**Goal of the exercise**
Your answer should be one number: how many lines of the records hold the string "this".

**Data entries**
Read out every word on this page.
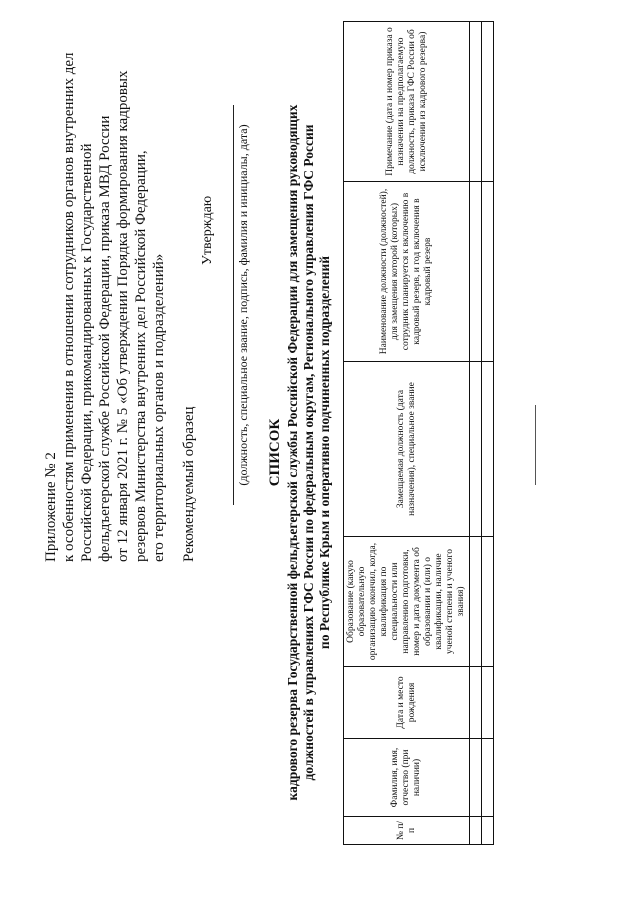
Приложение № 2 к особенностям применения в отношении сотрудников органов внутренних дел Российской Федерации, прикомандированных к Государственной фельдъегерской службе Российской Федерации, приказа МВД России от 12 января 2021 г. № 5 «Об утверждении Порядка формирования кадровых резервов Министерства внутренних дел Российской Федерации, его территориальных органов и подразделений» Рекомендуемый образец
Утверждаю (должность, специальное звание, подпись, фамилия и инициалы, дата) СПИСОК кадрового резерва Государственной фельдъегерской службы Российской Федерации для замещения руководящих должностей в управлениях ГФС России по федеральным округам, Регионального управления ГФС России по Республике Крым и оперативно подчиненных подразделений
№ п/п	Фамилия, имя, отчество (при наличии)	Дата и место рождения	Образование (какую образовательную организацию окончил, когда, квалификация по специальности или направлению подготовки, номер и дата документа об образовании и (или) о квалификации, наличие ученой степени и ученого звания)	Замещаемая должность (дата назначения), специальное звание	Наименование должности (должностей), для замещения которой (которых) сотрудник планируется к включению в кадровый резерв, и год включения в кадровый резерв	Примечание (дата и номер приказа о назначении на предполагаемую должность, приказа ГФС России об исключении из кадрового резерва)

---

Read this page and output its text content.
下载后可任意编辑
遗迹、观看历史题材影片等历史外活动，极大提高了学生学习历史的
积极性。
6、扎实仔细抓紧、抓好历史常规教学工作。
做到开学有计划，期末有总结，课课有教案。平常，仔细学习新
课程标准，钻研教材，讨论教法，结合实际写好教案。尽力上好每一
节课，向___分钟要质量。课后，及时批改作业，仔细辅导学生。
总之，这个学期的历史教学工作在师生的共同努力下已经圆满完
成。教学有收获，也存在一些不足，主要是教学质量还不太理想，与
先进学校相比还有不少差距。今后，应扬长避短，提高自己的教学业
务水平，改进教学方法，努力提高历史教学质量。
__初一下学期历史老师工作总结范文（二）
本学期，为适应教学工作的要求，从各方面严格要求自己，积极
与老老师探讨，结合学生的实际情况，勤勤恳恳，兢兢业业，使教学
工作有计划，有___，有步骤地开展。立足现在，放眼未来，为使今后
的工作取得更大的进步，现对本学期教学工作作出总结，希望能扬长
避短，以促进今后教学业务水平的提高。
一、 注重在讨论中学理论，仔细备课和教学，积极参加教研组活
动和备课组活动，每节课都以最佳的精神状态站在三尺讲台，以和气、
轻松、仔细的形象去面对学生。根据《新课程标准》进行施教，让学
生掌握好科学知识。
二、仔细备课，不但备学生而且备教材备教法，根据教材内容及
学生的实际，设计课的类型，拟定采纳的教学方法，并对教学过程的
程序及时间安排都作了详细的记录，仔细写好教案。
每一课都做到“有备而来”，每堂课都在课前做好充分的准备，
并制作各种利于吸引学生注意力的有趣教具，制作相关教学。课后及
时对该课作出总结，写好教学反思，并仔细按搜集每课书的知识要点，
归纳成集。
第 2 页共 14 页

**The output**
2